> [AIM]: In the entries below, how many lines hold the string "JSON"? Give only the number.

——————

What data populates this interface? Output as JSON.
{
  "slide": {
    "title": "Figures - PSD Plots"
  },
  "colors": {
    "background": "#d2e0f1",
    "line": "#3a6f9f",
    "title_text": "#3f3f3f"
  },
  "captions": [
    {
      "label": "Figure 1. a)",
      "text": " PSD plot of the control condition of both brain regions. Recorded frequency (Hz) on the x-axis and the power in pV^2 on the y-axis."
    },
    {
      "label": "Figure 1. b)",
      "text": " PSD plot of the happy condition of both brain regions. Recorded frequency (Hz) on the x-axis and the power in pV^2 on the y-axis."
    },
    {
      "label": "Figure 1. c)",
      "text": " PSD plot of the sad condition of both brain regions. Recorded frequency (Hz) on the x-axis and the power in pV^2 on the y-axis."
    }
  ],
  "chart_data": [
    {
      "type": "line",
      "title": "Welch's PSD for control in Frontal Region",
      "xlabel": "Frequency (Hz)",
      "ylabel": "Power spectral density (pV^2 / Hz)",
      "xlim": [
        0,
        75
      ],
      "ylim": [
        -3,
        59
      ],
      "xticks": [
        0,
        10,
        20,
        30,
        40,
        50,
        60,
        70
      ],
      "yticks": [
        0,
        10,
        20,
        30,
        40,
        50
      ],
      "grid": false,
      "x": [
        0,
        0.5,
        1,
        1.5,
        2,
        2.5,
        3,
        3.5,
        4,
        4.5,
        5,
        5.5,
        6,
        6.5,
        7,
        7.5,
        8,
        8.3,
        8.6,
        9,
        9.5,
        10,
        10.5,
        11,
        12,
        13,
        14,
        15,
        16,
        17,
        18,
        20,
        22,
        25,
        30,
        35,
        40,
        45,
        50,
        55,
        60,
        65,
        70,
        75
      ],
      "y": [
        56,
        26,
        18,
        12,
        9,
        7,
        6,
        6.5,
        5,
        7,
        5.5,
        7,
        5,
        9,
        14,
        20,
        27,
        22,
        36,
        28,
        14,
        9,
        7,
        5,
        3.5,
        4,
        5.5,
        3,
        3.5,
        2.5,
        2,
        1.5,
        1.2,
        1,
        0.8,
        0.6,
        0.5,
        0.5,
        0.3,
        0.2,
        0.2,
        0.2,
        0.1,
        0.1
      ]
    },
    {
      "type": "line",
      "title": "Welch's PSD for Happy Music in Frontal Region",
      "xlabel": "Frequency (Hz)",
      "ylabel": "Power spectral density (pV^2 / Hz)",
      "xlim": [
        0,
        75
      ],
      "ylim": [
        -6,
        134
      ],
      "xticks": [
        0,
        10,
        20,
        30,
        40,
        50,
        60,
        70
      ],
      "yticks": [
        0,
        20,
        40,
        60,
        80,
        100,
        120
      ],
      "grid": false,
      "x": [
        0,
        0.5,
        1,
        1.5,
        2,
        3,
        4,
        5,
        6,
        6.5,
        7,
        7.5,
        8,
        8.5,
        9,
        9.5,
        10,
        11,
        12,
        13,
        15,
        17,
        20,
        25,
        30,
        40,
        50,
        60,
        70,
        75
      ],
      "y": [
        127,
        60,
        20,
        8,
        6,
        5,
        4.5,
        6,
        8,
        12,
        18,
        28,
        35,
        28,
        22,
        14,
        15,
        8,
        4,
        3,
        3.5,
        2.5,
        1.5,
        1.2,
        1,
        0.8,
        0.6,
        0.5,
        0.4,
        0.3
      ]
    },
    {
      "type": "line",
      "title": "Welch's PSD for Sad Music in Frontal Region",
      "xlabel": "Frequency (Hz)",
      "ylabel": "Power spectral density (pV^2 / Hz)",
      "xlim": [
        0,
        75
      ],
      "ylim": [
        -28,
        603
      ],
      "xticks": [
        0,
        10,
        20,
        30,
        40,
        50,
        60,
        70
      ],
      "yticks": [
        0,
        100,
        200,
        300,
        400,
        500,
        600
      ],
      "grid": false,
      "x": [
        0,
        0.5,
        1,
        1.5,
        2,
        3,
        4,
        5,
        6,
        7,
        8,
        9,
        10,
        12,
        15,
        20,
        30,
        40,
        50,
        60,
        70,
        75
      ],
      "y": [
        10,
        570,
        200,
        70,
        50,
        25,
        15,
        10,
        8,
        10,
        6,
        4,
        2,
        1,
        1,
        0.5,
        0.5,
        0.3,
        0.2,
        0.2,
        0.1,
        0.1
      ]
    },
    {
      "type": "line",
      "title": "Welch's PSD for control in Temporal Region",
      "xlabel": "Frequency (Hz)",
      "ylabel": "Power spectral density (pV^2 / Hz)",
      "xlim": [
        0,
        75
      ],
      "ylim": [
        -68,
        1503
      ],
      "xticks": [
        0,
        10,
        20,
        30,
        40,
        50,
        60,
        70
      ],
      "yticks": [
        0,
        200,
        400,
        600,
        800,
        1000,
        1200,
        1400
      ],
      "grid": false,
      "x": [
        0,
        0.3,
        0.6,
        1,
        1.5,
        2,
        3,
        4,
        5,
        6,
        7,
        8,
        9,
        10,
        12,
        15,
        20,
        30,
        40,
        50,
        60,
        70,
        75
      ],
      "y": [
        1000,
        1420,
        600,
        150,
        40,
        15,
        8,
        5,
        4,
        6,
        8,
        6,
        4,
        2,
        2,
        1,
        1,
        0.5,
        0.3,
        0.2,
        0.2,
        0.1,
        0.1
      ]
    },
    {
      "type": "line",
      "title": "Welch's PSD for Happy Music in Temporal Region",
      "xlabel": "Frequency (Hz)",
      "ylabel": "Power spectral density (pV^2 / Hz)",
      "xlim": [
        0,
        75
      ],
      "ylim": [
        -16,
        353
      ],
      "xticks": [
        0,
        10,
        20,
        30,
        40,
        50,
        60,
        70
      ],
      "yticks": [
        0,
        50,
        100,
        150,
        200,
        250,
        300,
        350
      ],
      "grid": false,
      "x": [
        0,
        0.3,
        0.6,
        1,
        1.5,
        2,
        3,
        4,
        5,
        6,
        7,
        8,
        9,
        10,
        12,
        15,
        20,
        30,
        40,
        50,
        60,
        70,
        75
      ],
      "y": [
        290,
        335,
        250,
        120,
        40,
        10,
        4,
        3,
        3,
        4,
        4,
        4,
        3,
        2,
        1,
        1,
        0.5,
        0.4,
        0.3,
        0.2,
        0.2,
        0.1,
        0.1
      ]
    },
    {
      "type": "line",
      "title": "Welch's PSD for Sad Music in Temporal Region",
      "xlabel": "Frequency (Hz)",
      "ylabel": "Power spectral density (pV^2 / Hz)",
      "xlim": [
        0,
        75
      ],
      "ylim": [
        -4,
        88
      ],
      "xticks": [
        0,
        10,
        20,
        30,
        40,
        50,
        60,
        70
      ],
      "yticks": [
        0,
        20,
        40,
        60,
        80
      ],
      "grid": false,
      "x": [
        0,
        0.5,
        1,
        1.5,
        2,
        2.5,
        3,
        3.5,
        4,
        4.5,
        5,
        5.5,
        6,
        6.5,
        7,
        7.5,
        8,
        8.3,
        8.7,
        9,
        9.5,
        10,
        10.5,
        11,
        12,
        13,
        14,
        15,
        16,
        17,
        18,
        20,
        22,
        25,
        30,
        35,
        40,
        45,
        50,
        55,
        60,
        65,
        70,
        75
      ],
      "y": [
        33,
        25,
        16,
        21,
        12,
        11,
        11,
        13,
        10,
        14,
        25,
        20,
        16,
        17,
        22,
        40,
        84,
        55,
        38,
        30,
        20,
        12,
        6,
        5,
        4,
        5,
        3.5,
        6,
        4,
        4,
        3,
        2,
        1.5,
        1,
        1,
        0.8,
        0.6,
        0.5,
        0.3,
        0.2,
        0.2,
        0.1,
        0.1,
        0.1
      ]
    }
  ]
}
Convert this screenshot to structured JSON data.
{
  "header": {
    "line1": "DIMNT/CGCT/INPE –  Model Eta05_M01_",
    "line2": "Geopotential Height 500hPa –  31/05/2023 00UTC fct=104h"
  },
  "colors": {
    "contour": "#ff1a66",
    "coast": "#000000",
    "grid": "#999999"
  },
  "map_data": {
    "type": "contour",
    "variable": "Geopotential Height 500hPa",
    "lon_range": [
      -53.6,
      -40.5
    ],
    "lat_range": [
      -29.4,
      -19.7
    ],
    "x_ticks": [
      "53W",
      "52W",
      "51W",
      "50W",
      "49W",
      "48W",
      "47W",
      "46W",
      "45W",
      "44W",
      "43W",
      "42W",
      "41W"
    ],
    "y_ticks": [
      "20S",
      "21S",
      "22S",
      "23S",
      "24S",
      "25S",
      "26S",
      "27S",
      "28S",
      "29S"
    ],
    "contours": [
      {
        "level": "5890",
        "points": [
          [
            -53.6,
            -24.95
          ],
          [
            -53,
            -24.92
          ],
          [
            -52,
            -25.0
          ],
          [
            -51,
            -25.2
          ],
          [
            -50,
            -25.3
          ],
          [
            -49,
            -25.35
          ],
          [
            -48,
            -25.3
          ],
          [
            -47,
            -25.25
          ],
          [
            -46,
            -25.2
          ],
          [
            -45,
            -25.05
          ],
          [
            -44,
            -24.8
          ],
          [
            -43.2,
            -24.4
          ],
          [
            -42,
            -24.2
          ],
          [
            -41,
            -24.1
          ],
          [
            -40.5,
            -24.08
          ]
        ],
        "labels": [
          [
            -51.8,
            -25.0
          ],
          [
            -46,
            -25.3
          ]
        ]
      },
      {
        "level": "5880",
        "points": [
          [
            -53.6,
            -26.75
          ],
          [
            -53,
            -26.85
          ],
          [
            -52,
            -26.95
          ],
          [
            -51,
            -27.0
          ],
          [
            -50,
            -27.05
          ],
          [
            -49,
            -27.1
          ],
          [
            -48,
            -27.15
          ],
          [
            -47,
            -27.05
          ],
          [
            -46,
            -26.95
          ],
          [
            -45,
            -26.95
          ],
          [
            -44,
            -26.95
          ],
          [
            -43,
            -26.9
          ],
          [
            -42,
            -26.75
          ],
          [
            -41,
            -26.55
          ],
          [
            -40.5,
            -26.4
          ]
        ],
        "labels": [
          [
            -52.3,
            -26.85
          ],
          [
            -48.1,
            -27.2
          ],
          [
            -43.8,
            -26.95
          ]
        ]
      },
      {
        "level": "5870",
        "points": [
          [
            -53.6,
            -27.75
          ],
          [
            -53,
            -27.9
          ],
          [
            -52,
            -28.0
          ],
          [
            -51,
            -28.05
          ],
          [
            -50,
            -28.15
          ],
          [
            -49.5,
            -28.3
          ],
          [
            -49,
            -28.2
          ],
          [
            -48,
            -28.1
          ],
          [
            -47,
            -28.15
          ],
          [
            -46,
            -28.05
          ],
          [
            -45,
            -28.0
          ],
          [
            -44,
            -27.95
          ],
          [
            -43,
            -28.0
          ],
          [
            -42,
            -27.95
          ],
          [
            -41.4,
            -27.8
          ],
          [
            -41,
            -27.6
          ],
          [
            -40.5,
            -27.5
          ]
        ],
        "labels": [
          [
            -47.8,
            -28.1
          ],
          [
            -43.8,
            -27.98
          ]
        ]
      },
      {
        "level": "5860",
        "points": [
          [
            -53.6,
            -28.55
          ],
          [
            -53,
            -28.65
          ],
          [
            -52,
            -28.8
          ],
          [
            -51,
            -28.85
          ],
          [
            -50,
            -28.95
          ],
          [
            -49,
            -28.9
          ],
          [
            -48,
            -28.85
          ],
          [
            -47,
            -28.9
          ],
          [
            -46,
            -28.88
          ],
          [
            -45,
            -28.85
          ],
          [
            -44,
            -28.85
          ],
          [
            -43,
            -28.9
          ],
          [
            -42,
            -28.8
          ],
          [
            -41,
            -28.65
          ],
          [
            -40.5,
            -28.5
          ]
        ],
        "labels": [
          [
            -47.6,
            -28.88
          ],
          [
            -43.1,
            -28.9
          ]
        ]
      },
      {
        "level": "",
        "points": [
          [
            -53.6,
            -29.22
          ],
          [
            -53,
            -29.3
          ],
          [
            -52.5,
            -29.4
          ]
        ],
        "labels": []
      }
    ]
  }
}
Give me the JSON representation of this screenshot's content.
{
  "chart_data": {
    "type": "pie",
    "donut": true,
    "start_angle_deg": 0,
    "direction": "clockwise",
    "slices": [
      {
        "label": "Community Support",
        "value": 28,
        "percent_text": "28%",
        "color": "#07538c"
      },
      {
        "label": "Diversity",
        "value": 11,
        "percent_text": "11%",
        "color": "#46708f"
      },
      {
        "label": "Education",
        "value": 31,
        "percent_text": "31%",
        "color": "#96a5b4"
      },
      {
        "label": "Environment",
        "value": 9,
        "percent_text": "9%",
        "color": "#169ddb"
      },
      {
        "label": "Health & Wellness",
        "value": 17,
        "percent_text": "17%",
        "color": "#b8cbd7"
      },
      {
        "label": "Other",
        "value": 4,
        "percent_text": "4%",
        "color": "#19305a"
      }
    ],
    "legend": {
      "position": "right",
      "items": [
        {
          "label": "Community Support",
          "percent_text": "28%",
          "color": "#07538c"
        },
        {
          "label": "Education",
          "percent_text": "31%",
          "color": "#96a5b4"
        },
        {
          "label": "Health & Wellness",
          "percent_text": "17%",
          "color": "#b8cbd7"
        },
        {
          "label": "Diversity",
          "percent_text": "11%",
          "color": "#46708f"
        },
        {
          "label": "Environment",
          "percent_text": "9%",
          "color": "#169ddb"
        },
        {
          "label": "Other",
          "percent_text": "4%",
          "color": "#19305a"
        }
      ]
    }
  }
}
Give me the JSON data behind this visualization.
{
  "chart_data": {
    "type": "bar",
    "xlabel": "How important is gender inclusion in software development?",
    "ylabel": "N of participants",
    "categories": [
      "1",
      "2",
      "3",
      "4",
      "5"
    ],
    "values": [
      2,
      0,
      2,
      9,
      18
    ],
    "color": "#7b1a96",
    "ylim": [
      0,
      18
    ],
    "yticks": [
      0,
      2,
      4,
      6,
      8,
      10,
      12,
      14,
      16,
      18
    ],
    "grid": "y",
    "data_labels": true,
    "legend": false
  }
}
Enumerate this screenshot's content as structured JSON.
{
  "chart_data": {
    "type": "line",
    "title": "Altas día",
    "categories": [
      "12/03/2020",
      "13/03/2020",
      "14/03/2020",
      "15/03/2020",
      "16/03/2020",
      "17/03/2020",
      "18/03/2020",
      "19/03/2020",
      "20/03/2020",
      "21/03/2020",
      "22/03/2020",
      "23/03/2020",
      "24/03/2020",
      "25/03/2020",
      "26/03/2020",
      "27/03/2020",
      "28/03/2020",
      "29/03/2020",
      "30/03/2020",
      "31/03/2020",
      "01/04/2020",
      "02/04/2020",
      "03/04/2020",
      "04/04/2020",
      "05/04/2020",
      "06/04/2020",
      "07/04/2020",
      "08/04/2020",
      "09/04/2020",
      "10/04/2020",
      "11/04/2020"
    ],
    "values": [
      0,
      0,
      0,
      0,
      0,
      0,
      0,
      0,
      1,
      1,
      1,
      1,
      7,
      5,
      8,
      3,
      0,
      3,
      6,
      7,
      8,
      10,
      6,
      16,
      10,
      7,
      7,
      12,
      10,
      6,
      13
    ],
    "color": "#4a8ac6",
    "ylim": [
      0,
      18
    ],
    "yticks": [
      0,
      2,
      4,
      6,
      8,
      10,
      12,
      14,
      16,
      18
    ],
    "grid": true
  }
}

——————

> [ANSWER TO THE EXERCISE]: 5